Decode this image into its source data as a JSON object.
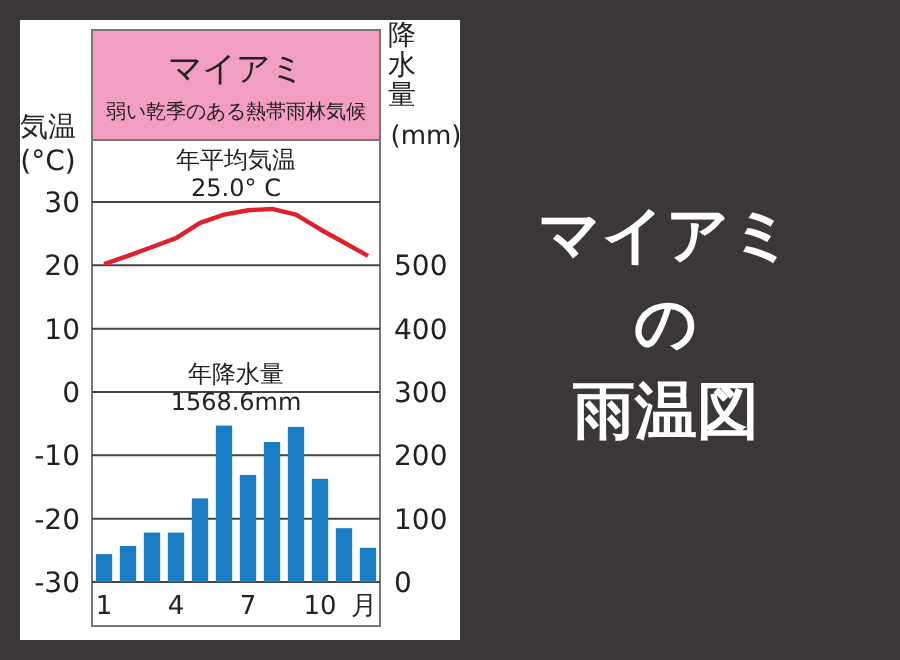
{
  "chart_data": {
    "type": "bar",
    "title": "マイアミ",
    "subtitle": "弱い乾季のある熱帯雨林気候",
    "ylabel": "気温\n(°C)",
    "y2label": "降水量\n(mm)",
    "xlabel": "月",
    "categories": [
      "1",
      null,
      null,
      "4",
      null,
      null,
      "7",
      null,
      null,
      "10",
      null,
      null
    ],
    "series": [
      {
        "name": null,
        "axis": "y2",
        "color": "#1a7dc4",
        "values": [
          44,
          57,
          78,
          78,
          132,
          247,
          169,
          221,
          245,
          163,
          85,
          54
        ]
      },
      {
        "name": null,
        "type": "line",
        "axis": "y",
        "color": "#e0202a",
        "values": [
          20.2,
          21.5,
          22.9,
          24.3,
          26.7,
          28.0,
          28.7,
          28.9,
          28.0,
          25.7,
          23.6,
          21.5
        ]
      }
    ],
    "ylim": [
      -30,
      30
    ],
    "yticks": [
      -30,
      -20,
      -10,
      0,
      10,
      20,
      30
    ],
    "y2lim": [
      0,
      600
    ],
    "y2ticks": [
      0,
      100,
      200,
      300,
      400,
      500
    ],
    "grid": "y",
    "marker": "none",
    "annotations": [
      "年平均気温\n25.0° C",
      "年降水量\n1568.6mm",
      "マイアミ",
      "の",
      "雨温図"
    ]
  }
}
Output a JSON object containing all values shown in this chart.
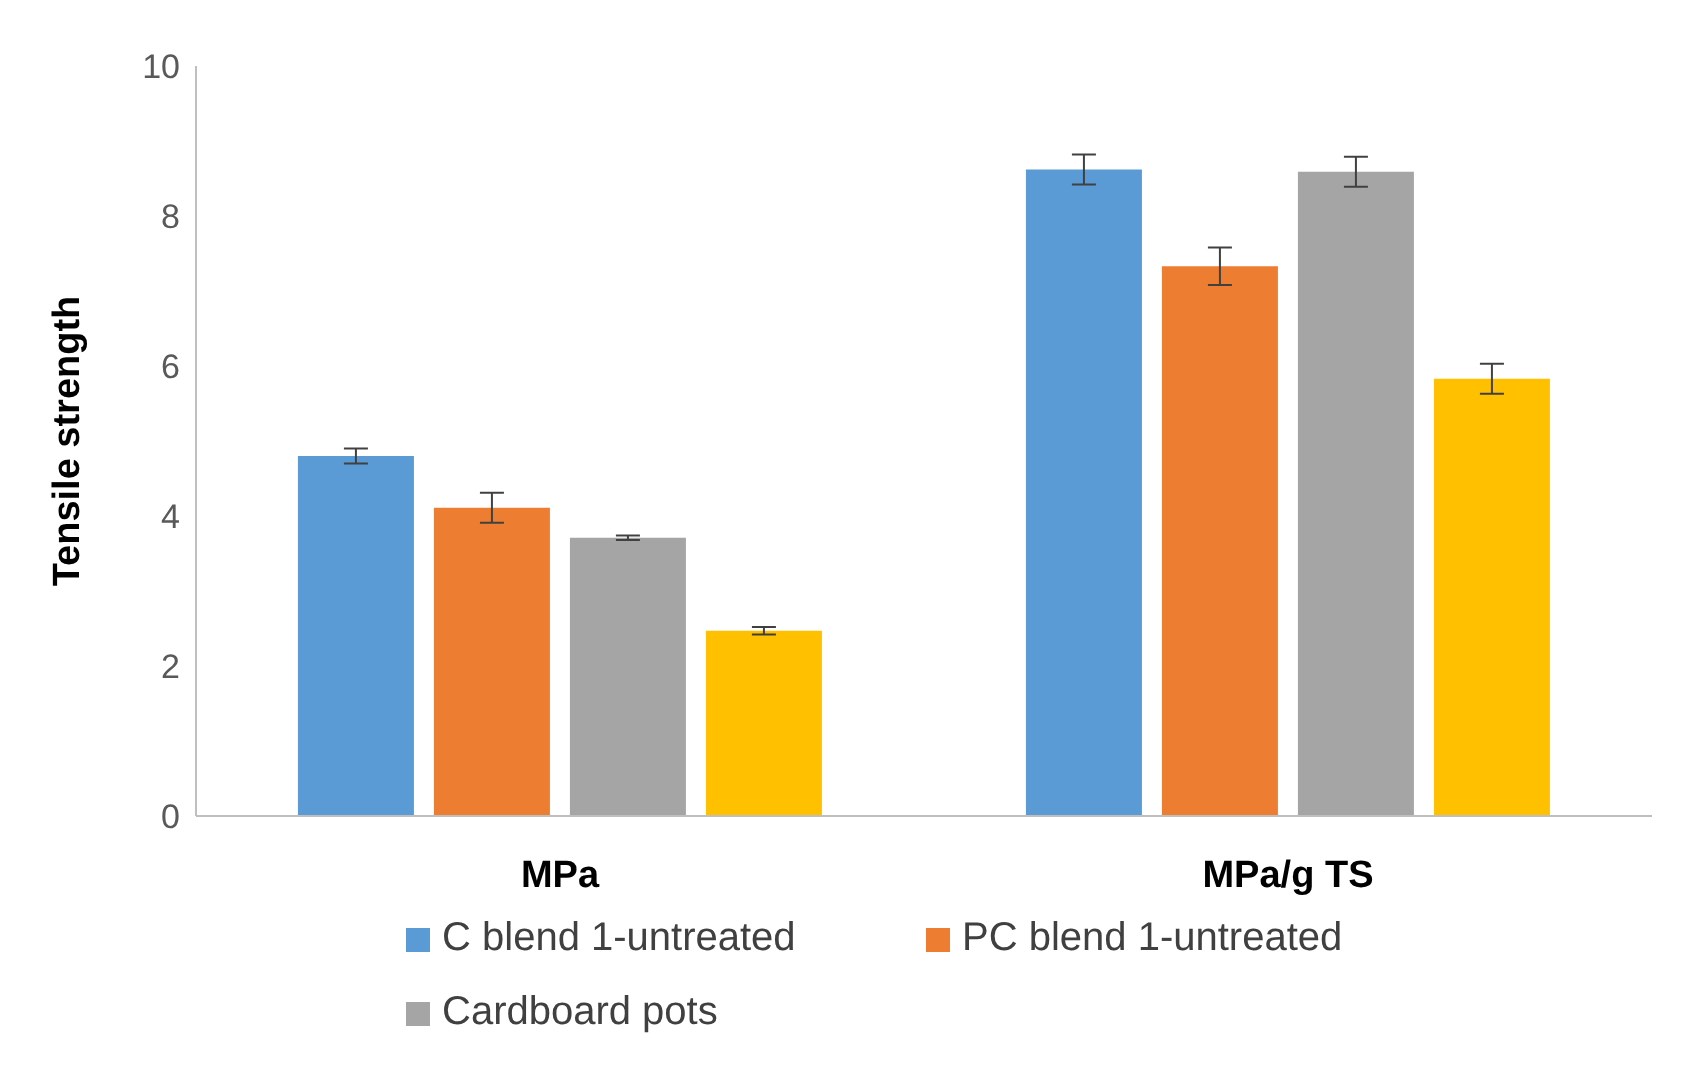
{
  "chart_data": {
    "type": "bar",
    "ylabel": "Tensile strength",
    "categories": [
      "MPa",
      "MPa/g TS"
    ],
    "series": [
      {
        "name": "C blend 1-untreated",
        "color": "#5b9bd5",
        "values": [
          4.8,
          8.62
        ],
        "errors": [
          0.1,
          0.2
        ]
      },
      {
        "name": "PC blend 1-untreated",
        "color": "#ed7d31",
        "values": [
          4.11,
          7.33
        ],
        "errors": [
          0.2,
          0.25
        ]
      },
      {
        "name": "Cardboard pots",
        "color": "#a5a5a5",
        "values": [
          3.71,
          8.59
        ],
        "errors": [
          0.03,
          0.2
        ]
      },
      {
        "color": "#ffc000",
        "values": [
          2.47,
          5.83
        ],
        "errors": [
          0.05,
          0.2
        ]
      }
    ],
    "ylim": [
      0,
      10
    ],
    "yticks": [
      0,
      2,
      4,
      6,
      8,
      10
    ],
    "grid": false,
    "legend": "bottom"
  }
}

──────

• _STATED GOAL_
Repeat the listing above exactly, with no pictures.

• _FINISHED TASK_
Decode this image into its source data as a JSON object.
{
  "chart_data": {
    "type": "bar",
    "title": "マイアミ",
    "subtitle": "弱い乾季のある熱帯雨林気候",
    "ylabel": "気温\n(°C)",
    "y2label": "降水量\n(mm)",
    "xlabel": "月",
    "categories": [
      "1",
      null,
      null,
      "4",
      null,
      null,
      "7",
      null,
      null,
      "10",
      null,
      null
    ],
    "series": [
      {
        "name": null,
        "axis": "y2",
        "color": "#1a7dc4",
        "values": [
          44,
          57,
          78,
          78,
          132,
          247,
          169,
          221,
          245,
          163,
          85,
          54
        ]
      },
      {
        "name": null,
        "type": "line",
        "axis": "y",
        "color": "#e0202a",
        "values": [
          20.2,
          21.5,
          22.9,
          24.3,
          26.7,
          28.0,
          28.7,
          28.9,
          28.0,
          25.7,
          23.6,
          21.5
        ]
      }
    ],
    "ylim": [
      -30,
      30
    ],
    "yticks": [
      -30,
      -20,
      -10,
      0,
      10,
      20,
      30
    ],
    "y2lim": [
      0,
      600
    ],
    "y2ticks": [
      0,
      100,
      200,
      300,
      400,
      500
    ],
    "grid": "y",
    "marker": "none",
    "annotations": [
      "年平均気温\n25.0° C",
      "年降水量\n1568.6mm",
      "マイアミ",
      "の",
      "雨温図"
    ]
  }
}
Output a JSON object containing all values shown in this chart.
{
  "chart_data": {
    "type": "bar",
    "ylabel": "Tensile strength",
    "categories": [
      "MPa",
      "MPa/g TS"
    ],
    "series": [
      {
        "name": "C blend 1-untreated",
        "color": "#5b9bd5",
        "values": [
          4.8,
          8.62
        ],
        "errors": [
          0.1,
          0.2
        ]
      },
      {
        "name": "PC blend 1-untreated",
        "color": "#ed7d31",
        "values": [
          4.11,
          7.33
        ],
        "errors": [
          0.2,
          0.25
        ]
      },
      {
        "name": "Cardboard pots",
        "color": "#a5a5a5",
        "values": [
          3.71,
          8.59
        ],
        "errors": [
          0.03,
          0.2
        ]
      },
      {
        "color": "#ffc000",
        "values": [
          2.47,
          5.83
        ],
        "errors": [
          0.05,
          0.2
        ]
      }
    ],
    "ylim": [
      0,
      10
    ],
    "yticks": [
      0,
      2,
      4,
      6,
      8,
      10
    ],
    "grid": false,
    "legend": "bottom"
  }
}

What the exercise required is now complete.